Extract.
<<<<

Florida’s 2.8 million uninsured residents face ER markups that average 5.3× over Medicare rates — the third-highest ER markup rate among large states, according to BillKarma’s analysis of Florida hospital billing data. But Florida offers one of the nation’s strongest wage garnishment shields: heads of household have 100% of their wages protected under the state constitution. Combined with federal No Surprises Act protections and IRS charity care rules at nonprofits, Florida patients who know their rights can significantly reduce or eliminate large hospital bills. Here’s how.
1. Charity care at Florida hospitals: who qualifies
Florida has no state law requiring hospitals to provide charity care to patients below a specific income threshold. What Florida does have:
- IRS 501(r) requirements for nonprofit hospitals, which cover roughly 45% of Florida’s hospitals. These facilities must maintain a written Financial Assistance Policy (FAP), screen patients before collections, and limit charges to qualifying patients.
- Voluntary hardship programs at many for-profit hospitals. HCA Healthcare (which operates dozens of Florida facilities), Tenet, and other for-profit systems often have internal discount programs—but you must ask.
- Florida Medicaid, which was partially expanded via a 2024 constitutional amendment. Implementation is ongoing as of 2026. Adults up to 138% FPL may qualify depending on implementation status at the time of service.
For nonprofit hospitals in Florida, the financial assistance process mirrors the national 501(r) standard:
| Step | What to Do | Deadline |
|---|---|---|
| Request itemized bill | Call billing; ask for full line-item statement | Within 5 days of request (AHCA rule) |
| Ask for Financial Assistance Application | Request FAP from Patient Financial Services | Within 240 days of first billing statement |
| Submit with income documentation | Tax return, pay stubs, household size | Before collections action |
| Appeal if denied | Request denial reason in writing; resubmit with corrections | Within hospital’s appeal window (typically 30–60 days) |
2. Florida’s head-of-household wage garnishment exemption
Florida Article X, Section 4 of the Florida Constitution provides one of the strongest wage protection rules in the United States:
“There shall be exempt from forced sale under process of any court, and no judgment, decree or execution shall be a lien thereon, except for the payment of taxes and assessments thereon, obligations contracted for the purchase, improvement or repair thereof, or obligations contracted for house, field and other labor performed on the realty, the following property owned by a natural person: … the wages or salary of the head of a family residing in this state …”

>>>>

Material shown.

<<<<

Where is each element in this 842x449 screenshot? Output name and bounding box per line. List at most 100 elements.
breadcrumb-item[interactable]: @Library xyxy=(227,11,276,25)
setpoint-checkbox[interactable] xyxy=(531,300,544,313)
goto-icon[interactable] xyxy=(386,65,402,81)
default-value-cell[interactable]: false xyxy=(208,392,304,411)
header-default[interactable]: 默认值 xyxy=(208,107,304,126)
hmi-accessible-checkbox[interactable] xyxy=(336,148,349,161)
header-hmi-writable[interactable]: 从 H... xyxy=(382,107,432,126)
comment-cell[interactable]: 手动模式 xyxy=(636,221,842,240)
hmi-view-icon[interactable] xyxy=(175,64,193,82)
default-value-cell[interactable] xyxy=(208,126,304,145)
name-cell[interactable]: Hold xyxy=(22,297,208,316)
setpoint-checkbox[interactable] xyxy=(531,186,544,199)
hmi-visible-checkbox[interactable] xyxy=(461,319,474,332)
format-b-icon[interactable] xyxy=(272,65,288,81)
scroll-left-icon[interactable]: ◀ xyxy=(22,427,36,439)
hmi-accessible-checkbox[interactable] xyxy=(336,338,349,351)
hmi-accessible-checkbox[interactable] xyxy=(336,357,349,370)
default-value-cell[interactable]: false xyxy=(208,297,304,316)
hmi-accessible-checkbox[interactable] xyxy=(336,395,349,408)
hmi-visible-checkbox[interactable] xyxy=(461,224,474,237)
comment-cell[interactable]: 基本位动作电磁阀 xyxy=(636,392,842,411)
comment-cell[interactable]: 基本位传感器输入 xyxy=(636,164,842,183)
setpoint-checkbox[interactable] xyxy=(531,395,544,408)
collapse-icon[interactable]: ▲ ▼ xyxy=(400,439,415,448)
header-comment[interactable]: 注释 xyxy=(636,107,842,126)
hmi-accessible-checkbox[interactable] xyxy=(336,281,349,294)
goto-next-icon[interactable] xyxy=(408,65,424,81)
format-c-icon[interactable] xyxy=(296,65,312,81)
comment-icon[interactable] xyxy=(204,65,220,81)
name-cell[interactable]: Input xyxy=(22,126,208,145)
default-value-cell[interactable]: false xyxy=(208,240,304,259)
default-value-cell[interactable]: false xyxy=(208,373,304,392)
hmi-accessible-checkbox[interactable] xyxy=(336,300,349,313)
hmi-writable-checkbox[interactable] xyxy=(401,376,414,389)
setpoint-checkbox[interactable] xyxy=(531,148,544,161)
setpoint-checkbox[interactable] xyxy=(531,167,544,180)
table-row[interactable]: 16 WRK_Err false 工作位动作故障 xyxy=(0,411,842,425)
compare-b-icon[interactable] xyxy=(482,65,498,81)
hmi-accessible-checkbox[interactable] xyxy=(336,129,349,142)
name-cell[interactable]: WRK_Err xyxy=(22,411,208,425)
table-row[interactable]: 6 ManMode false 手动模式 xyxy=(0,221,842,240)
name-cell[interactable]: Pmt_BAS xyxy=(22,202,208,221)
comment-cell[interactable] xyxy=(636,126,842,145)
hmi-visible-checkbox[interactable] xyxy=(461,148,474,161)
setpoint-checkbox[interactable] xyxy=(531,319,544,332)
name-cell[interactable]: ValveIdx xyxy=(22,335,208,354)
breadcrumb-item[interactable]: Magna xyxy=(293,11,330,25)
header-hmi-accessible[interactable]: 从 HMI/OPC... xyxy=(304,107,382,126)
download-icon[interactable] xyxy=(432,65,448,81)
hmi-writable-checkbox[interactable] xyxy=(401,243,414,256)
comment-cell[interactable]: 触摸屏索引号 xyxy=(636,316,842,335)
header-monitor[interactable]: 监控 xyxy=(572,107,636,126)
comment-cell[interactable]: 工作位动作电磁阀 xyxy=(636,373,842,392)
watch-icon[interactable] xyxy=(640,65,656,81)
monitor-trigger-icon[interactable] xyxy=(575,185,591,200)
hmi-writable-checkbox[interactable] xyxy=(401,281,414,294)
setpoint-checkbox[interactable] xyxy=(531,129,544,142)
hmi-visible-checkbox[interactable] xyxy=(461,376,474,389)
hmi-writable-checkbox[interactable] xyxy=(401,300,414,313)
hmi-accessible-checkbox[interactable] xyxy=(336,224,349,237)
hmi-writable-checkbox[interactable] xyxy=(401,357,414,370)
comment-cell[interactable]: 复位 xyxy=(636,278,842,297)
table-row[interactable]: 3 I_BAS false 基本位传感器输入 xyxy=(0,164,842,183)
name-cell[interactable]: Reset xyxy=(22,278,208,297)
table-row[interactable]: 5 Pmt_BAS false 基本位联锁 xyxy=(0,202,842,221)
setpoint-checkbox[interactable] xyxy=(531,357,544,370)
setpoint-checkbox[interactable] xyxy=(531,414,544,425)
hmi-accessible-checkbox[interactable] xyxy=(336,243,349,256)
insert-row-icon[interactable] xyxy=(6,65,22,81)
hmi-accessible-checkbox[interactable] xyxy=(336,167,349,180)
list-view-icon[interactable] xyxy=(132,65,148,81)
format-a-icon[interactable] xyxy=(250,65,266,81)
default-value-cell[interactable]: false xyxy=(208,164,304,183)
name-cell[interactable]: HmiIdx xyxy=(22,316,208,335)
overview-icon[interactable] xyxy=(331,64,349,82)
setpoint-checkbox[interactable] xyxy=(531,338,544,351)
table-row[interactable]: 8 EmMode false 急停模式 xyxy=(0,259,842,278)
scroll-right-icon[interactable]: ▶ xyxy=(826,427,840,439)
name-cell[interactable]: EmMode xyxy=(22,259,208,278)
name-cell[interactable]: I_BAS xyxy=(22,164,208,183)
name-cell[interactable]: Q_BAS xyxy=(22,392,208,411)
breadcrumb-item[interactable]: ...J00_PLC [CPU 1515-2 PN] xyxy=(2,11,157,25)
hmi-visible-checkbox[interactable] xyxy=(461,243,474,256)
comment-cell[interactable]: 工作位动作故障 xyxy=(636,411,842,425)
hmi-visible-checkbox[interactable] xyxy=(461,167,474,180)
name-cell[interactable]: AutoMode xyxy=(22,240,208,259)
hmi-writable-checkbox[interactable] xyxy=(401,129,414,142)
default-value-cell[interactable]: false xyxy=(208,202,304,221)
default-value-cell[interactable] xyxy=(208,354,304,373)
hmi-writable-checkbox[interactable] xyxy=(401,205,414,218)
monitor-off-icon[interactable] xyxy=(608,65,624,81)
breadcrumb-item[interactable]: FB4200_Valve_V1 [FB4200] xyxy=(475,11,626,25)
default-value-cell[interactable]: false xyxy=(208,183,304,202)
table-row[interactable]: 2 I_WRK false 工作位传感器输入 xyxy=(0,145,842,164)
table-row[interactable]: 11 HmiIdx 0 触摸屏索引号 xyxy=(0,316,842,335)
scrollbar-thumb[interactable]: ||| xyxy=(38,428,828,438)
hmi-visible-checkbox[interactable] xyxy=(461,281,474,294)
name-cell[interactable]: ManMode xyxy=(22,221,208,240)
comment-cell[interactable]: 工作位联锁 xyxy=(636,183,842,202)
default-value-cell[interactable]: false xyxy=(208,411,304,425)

>>>>

Tasks and exercises.
A - Check each statement against the text on Florida hospital bills and answer yes or no, quoting the words of the text that decide it. (i) Florida law requires hospitals to give charity care to patients below a set income level. (ii) Nonprofit hospitals make up roughly 45% of Florida's hospitals. (iii) Florida has the highest ER markup rate among large states.
B - Go on with the text on Florida hospital bills from the point where it stops.

Answers to the exercises.
A -
(i) No: "Florida has no state law requiring hospitals to provide charity care to patients below a specific income threshold."
(ii) Yes: "which cover roughly 45% of Florida’s hospitals"
(iii) No: "the third-highest ER markup rate among large states"

B -
— Florida Constitution, Article X, Section 4
What this means in plain terms:
- 100% of wages are protected for any person who is the “head of a family” — meaning a person who provides more than half the support for any dependent (child, spouse, parent).
- There is no dollar cap on the exemption. Whether you earn $30,000 or $300,000, if you are a head of household, your wages cannot be garnished for medical debt.
- The exemption covers wages and salary. It does not automatically protect bank accounts once wages are deposited (though deposited wages may be argued exempt in some circumstances).
- To invoke the exemption after a judgment is entered, you must file a Claim of Exemption with the court within 20 days of receiving the garnishment notice. If you do not file in time, you may lose the protection for that garnishment action.
For non-heads-of-household, Florida follows the federal standard: up to 25% of disposable earnings can be garnished after a court judgment.
3. Balance billing protections in Florida
Florida patients are protected from balance billing under both state and federal law:
- Florida HMO balance billing ban: HMO plan members in Florida cannot be balance billed by out-of-network providers for services that their HMO was required to cover. This is enforced by the Florida Office of Insurance Regulation (OIR).
- No Surprises Act (federal, 2022): For all plans (HMO, PPO, self-funded), out-of-network providers cannot balance bill you for emergency care or for non-emergency services at in-network facilities unless you signed a valid consent form at least 72 hours in advance.
- Florida OIR complaint process: For state-regulated plans, file balance billing complaints at floir.com. For self-funded employer plans regulated under ERISA, file with the CMS No Surprises Help Desk.
Use our calculator to quickly check whether a charge is within a reasonable range of Medicare rates — a balance bill that is 3× or more over Medicare rates is a strong candidate for dispute:
4. Medicare billing errors in Florida: a special concern
Florida has one of the oldest populations in the United States — and Medicare beneficiaries are disproportionately affected by certain billing errors unique to the Medicare system:
Observation status misclassification
Medicare patients are sometimes placed in “observation status” (an outpatient designation) instead of being admitted as inpatients, even when they spend multiple nights in the hospital. This matters because:
- Observation patients owe a 20% Medicare Part B coinsurance on most charges, rather than the flat Part A inpatient deductible ($1,632 in 2024)
- Observation status means Part A does not cover a subsequent skilled nursing facility (SNF) stay — a potentially catastrophic cost
- Florida hospitals have a financial incentive to classify patients as observation rather than inpatient because of lower Medicare audit risk
If you were in the hospital for 2 or more nights and were billed under Part B rather than Part A, ask your physician whether a request for inpatient admission status was submitted. You can appeal observation status classification through Medicare’s Beneficiary and Family Centered Care Quality Improvement Organization (BFCC-QIO) within 60 days of discharge.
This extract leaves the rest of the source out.